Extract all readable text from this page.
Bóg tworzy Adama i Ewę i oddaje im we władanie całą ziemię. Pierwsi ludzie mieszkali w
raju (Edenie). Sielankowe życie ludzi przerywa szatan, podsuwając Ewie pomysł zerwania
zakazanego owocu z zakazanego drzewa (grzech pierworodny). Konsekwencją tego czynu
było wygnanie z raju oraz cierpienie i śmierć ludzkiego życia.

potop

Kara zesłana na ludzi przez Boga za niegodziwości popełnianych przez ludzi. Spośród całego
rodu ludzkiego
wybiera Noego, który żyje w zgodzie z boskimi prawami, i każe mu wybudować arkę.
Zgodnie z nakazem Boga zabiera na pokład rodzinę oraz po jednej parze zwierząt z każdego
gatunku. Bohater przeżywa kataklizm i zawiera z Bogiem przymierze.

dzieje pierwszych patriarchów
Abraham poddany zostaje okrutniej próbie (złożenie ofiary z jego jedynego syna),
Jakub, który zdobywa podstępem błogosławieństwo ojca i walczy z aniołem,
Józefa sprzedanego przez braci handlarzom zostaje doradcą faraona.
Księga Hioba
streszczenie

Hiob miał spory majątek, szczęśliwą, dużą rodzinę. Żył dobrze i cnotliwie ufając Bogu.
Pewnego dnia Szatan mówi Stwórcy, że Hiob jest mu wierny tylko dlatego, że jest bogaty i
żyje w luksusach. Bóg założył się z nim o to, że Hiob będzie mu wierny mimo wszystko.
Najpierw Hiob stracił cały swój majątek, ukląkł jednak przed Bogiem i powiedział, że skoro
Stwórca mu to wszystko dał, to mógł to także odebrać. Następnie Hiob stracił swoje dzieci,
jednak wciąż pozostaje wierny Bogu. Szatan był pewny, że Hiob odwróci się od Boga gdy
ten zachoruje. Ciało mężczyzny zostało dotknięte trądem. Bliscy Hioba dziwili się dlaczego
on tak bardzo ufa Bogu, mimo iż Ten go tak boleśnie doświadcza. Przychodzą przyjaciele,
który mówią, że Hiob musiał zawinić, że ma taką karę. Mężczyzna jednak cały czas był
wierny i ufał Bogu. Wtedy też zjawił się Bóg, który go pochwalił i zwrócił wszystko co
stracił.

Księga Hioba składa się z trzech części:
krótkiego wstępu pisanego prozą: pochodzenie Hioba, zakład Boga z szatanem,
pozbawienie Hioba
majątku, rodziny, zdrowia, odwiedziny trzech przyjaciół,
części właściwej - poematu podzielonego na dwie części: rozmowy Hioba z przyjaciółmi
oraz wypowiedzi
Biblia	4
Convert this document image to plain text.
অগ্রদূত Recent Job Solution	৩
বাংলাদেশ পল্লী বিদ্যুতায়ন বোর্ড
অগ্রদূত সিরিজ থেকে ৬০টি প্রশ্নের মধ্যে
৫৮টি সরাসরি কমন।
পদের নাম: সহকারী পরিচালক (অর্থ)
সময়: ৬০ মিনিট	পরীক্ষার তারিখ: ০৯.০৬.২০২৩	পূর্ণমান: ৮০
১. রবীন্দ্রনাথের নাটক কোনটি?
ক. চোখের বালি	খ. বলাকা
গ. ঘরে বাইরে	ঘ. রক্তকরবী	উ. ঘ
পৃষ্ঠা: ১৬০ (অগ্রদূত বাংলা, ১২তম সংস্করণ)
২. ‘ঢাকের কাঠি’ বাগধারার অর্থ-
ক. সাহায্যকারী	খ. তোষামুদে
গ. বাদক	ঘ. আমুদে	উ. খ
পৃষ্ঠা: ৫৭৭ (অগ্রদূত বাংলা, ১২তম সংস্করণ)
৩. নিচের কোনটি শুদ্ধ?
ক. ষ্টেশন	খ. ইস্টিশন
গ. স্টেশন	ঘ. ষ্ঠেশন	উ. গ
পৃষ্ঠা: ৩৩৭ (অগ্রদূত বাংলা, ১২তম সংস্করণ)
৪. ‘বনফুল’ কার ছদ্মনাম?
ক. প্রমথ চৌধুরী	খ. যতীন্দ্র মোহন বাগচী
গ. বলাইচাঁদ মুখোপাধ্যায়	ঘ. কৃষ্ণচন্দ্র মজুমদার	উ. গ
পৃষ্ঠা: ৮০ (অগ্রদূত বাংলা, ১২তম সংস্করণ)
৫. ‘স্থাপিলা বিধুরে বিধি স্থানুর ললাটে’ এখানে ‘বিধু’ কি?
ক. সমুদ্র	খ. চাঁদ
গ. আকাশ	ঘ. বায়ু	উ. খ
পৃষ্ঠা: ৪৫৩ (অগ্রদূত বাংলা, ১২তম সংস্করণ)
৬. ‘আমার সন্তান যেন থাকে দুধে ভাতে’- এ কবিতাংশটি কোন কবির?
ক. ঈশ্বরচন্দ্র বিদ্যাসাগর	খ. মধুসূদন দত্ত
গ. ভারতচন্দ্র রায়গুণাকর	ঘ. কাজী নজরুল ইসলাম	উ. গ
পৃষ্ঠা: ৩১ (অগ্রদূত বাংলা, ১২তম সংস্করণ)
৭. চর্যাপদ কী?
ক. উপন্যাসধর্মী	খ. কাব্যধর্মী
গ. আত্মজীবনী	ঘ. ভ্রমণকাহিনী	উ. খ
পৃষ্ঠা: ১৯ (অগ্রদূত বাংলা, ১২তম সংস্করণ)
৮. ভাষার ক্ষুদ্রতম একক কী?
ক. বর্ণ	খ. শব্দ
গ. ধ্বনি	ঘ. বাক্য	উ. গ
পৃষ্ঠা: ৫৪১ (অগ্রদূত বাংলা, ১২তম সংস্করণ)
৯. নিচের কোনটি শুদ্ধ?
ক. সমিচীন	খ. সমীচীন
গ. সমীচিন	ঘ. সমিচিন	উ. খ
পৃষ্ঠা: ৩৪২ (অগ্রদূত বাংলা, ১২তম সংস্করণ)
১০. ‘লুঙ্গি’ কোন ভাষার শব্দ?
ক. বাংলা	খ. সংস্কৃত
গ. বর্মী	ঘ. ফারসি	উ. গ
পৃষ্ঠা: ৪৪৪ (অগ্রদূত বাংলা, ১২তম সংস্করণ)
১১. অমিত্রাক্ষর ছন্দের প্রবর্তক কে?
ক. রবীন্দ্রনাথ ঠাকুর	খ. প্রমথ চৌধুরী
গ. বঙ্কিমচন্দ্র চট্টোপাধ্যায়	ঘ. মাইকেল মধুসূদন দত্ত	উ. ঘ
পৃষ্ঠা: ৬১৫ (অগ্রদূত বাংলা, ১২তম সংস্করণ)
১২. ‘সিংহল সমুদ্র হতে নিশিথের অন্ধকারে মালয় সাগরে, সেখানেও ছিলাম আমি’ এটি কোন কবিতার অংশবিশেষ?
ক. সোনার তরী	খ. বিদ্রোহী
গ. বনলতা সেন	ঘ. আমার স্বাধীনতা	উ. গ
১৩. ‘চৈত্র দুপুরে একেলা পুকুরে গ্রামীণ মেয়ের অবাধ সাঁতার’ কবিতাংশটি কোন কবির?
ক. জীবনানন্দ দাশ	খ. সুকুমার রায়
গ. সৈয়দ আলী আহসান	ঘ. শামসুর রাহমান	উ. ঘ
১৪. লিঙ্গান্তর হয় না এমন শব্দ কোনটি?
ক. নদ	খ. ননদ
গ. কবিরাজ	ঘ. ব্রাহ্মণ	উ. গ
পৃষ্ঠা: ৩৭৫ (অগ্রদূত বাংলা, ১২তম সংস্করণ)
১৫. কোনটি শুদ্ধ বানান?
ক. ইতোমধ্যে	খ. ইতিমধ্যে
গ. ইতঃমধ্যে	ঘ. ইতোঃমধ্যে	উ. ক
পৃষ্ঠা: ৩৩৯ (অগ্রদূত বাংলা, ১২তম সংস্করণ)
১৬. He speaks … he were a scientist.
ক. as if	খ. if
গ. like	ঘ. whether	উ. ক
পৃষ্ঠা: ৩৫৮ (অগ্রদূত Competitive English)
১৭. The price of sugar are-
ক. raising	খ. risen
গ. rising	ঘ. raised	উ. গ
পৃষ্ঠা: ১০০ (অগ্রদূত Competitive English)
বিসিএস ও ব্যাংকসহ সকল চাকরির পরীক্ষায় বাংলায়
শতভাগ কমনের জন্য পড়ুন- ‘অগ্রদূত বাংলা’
________________________________________
▸ GOAL:
Copy each line above that contains the word "raju".

▸ RESULT:
raju (Edenie). Sielankowe życie ludzi przerywa szatan, podsuwając Ewie pomysł zerwania
było wygnanie z raju oraz cierpienie i śmierć ludzkiego życia.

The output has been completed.